Please continue the forum thread about using SD and HDV footage in the same project, starting right after its final sentence.

READING TEXT ->
______

View Full Version : SD and HDV in the same project?


Tomas Sandquist
January 5th, 2007, 09:01 AM
I´m planning to shoot and edit an documentary in HDV (25F PAL). The thing is that I want to include some material that is shoot in SD from some old MiniDV-tapes. Is it possible to include the material in my HDV project or do I have to downconvert the HDV-material to SD before I edit?
I have an Canon XH-A1 and an Apple Powerbook PowerPC.

Dave Campbell
January 5th, 2007, 12:41 PM
I tried this last year and could never get it to work right. But what I did one one clip this year is I put it into Serious Magic Ultra, and then outputted it into CHFD 1920X180. Worked like a champ!!!!!!!

Dave

Don Blish
January 5th, 2007, 02:41 PM
A year ago I built an HDV project that included some scaled-up SD/DV material. The latter was from a decidedly consumerish camera. The material looked fine in my HDV monitor window (Matrox Parhelia APVe + ext 21" HDTV monitor), that is, it looked no worse than normal SD material. However if anyone wanted an SD copy of the material (ie uprezed then downrezed), the DVD output really looked terrible to me. For the downrez I used CineformAccessHD to output 480x720 per their instructions. That does a wonderful job on HDV material....just not upscaled SD stuff.

Tomas Sandquist
January 10th, 2007, 07:32 AM
Thank you for your answers. Yesterday I made a test and imported some SD footage to my HDV project and it worked. The problem is that the image size is about half of what is was from the beginning.
I heard about a FX-plug for FCP called "Resizer". Maybe that program that solve the problem.

______

DATASET ENTRIES ->
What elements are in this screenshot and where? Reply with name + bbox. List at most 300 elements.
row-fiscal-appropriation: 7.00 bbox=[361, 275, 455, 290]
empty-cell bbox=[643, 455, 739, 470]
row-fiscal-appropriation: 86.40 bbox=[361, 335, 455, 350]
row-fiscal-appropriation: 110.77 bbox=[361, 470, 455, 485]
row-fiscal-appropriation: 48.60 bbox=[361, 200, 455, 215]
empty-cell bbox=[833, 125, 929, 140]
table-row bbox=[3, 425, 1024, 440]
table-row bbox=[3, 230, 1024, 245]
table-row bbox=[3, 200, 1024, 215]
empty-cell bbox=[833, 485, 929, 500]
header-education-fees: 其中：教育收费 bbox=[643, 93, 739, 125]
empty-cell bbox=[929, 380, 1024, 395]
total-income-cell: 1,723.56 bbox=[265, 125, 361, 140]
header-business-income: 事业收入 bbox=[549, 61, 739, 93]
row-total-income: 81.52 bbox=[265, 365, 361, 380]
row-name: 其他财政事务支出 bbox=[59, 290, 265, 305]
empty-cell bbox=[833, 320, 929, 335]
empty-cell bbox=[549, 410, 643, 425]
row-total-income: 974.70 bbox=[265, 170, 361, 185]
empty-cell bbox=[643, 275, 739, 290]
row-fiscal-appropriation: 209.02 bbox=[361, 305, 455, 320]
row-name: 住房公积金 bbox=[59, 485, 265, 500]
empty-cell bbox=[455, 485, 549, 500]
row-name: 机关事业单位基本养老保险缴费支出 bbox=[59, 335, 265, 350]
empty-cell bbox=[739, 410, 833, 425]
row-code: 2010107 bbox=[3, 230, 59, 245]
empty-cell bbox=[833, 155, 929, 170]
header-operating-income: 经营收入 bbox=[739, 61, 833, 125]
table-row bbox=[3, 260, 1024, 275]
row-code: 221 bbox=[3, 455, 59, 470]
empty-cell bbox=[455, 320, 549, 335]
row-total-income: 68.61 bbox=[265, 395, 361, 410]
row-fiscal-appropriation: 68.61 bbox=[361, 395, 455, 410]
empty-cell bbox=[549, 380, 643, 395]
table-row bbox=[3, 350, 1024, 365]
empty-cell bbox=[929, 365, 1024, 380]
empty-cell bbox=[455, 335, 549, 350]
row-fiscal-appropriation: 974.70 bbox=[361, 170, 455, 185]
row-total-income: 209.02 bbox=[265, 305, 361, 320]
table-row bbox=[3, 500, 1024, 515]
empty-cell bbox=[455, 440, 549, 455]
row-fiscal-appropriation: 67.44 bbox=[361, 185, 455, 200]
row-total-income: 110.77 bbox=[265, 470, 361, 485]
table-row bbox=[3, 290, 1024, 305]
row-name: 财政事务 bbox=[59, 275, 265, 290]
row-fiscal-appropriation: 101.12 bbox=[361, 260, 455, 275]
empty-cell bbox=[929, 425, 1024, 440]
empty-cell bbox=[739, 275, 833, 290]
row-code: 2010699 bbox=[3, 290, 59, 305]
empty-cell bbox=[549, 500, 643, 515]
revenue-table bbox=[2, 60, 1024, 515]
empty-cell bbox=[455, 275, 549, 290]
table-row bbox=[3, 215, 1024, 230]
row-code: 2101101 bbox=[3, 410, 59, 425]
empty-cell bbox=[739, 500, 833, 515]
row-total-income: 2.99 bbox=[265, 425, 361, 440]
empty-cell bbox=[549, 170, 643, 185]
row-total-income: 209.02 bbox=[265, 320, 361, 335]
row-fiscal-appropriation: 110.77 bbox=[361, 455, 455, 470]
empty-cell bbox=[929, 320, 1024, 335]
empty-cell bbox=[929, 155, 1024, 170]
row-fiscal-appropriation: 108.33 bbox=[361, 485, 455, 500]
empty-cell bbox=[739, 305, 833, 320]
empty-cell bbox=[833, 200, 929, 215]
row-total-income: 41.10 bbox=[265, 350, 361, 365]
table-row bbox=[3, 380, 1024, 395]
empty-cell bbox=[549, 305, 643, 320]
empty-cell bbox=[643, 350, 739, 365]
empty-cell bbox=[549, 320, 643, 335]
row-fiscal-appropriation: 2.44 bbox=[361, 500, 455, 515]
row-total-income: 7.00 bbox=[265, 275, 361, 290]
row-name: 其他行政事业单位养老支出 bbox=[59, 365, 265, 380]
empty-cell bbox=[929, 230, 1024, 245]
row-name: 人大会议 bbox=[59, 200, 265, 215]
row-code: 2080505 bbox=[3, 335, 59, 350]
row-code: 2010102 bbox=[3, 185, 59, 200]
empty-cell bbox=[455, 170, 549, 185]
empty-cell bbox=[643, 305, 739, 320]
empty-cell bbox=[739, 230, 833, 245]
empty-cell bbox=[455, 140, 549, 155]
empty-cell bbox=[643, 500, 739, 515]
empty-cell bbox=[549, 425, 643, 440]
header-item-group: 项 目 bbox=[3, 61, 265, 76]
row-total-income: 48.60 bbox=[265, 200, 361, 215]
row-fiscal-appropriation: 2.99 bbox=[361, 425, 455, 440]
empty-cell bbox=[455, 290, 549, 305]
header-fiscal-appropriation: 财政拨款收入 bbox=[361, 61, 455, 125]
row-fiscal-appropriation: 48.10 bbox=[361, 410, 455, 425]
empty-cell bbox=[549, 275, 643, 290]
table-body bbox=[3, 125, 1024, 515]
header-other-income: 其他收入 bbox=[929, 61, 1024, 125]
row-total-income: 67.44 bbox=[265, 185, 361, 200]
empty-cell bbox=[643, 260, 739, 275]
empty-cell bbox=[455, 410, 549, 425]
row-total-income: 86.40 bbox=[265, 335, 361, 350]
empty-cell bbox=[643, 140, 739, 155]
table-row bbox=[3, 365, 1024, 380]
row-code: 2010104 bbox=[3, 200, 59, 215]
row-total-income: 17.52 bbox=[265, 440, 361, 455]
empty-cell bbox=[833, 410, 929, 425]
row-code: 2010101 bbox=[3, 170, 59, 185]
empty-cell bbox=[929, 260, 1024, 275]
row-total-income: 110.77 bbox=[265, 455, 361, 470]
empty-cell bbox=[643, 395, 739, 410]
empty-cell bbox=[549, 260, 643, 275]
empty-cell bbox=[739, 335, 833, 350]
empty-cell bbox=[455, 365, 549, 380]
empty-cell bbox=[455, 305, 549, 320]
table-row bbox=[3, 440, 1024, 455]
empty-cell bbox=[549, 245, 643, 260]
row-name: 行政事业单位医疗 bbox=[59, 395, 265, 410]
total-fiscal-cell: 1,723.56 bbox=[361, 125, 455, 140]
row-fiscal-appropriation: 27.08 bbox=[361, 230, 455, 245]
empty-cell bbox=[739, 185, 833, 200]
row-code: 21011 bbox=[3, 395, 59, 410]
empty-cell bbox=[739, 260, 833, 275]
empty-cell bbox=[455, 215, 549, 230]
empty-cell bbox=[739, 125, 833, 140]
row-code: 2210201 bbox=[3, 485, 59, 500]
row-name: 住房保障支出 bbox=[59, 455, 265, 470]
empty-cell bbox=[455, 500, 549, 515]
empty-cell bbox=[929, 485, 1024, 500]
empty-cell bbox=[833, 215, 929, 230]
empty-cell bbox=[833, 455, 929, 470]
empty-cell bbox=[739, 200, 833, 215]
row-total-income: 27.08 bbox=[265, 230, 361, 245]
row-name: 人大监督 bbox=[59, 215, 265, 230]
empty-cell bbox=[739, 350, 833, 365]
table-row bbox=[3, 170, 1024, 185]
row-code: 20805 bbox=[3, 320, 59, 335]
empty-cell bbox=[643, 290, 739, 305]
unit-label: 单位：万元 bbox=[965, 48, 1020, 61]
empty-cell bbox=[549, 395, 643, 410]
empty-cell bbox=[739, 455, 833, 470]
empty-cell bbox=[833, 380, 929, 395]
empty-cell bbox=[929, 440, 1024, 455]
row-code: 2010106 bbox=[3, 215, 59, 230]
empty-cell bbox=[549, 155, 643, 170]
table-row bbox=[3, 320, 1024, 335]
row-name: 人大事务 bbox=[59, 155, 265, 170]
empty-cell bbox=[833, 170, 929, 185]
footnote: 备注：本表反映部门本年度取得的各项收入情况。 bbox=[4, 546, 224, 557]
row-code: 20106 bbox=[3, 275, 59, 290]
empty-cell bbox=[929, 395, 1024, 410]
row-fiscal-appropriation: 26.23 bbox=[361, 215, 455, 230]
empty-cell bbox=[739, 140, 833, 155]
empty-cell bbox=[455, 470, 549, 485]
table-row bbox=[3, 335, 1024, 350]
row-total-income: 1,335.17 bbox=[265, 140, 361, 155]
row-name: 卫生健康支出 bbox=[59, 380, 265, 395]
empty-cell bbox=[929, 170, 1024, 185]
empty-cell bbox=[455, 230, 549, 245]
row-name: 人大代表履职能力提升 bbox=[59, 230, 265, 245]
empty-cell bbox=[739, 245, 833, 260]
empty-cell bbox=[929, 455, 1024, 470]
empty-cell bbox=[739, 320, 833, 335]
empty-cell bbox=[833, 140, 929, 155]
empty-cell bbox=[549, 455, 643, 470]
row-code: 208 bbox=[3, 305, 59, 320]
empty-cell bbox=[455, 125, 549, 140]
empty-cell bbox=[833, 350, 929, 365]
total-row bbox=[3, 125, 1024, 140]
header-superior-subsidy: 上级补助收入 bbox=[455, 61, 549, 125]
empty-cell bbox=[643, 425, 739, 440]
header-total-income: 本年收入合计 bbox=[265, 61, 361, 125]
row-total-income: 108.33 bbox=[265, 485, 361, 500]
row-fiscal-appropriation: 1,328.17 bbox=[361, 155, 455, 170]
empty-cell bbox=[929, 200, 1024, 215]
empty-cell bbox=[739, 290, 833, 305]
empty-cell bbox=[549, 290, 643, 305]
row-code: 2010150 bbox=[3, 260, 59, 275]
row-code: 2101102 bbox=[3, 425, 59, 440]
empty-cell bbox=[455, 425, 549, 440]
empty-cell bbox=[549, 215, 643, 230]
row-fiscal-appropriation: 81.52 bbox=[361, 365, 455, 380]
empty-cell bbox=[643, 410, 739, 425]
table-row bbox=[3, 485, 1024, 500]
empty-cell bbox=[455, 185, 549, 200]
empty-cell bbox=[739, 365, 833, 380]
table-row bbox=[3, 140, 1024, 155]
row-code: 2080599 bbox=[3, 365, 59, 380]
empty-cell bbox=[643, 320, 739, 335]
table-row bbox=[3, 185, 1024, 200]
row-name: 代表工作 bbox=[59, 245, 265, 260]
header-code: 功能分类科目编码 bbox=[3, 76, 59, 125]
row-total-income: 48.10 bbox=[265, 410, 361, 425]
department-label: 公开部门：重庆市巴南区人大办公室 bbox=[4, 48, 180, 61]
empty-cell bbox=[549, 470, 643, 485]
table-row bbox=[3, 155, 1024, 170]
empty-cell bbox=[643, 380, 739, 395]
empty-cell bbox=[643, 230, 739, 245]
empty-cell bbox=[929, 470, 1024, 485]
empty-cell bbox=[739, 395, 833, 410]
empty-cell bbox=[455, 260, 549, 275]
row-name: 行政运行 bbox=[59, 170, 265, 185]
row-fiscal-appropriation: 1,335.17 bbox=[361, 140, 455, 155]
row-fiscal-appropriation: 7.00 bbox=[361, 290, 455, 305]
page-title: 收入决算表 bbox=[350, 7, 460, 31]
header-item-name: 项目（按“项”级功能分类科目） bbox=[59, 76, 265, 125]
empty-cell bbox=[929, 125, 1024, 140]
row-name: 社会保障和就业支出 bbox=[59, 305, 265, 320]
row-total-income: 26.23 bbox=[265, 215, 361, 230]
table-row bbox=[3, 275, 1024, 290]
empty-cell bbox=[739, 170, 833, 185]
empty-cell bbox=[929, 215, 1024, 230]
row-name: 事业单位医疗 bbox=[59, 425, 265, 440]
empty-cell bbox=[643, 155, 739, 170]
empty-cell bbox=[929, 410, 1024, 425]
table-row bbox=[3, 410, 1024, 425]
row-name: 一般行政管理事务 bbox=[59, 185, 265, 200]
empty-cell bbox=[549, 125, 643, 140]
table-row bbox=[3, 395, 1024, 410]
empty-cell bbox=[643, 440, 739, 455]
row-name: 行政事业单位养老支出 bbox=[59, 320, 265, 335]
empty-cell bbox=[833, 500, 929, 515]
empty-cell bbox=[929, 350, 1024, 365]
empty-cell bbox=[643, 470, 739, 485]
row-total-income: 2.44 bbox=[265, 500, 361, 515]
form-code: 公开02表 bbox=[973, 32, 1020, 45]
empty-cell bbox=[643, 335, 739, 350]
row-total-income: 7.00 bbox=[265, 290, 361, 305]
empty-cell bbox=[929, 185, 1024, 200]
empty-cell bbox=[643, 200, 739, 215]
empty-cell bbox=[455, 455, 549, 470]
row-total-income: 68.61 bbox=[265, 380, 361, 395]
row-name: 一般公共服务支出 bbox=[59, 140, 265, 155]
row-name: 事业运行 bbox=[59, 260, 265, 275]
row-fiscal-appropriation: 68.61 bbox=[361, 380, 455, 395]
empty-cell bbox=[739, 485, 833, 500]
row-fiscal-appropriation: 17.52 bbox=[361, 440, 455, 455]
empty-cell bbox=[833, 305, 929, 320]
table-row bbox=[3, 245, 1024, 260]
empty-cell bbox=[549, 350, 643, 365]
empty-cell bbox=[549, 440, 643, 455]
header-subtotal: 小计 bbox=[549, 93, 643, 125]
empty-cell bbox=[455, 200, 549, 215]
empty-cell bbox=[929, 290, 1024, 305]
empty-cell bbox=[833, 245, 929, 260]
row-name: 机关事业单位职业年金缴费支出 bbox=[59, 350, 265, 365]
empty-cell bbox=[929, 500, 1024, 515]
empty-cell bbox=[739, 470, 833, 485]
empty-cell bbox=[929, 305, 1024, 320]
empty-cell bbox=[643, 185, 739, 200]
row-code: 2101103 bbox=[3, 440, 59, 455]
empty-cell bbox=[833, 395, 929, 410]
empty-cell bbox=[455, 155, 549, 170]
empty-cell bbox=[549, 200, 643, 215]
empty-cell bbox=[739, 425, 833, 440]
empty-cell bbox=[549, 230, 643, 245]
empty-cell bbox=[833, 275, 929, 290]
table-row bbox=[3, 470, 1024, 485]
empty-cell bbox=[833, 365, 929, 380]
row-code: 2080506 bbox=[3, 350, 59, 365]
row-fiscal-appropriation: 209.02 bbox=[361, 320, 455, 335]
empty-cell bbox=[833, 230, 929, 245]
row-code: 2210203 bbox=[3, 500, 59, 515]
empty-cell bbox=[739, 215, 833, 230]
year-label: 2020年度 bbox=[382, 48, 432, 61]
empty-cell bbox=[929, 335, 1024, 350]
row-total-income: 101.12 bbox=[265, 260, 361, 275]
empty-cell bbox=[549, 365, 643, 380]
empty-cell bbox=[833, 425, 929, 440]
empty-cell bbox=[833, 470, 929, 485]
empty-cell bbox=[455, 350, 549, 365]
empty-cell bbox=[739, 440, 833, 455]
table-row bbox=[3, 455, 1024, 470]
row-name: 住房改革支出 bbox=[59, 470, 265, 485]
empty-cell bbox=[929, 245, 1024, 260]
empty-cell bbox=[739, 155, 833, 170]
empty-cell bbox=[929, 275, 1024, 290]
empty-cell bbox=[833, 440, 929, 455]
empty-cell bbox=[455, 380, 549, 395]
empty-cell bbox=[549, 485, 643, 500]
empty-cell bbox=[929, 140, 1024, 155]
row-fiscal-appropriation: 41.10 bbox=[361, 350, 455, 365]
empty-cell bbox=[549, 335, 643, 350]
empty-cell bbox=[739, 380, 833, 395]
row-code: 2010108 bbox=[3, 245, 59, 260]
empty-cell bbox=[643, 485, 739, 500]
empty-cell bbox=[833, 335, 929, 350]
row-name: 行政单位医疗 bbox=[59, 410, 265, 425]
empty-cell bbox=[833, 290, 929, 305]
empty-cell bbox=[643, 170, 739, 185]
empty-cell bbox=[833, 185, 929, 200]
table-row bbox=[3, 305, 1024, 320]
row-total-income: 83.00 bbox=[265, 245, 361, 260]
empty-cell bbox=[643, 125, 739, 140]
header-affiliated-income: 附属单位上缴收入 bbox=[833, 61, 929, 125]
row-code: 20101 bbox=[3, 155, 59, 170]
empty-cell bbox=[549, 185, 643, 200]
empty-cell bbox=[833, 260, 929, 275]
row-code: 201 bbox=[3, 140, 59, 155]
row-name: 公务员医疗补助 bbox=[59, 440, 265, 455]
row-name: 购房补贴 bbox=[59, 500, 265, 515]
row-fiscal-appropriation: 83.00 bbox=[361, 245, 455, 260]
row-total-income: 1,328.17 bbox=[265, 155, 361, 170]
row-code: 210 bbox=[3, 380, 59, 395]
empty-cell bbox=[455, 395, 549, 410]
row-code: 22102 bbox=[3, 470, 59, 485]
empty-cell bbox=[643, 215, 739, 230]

______

YOUR RESPONSE ->
Don Blish
January 10th, 2007, 01:56 PM
You need no external plugin to resize the material in PremierePro. With the clip highlighted in the timeline, go to the EffectControls tab in the monitor window. Twirl down the "Motion" tab. Then adjust scale to the factor you need. If your SD footage was 4:3 you may want to put "black video" underneath it. If you want to expand 480 tall material to 1080, the scale would be 225% (1080/480). As I said in the previous post, this magnifies the material, artifiacts and all. It will look fine in HD (ie no worse than it was). If you then downres to DVD (output with Cineform to 480x720 progressive) I found the material much softer than the native footage. I recommend progressive for downrezed 1080i HDV footage to you do not get square edged motion blur artifacts on less than perfect pans. There is plenty of data in a 540x1440 HDV field (half frame) for 480x720 for this.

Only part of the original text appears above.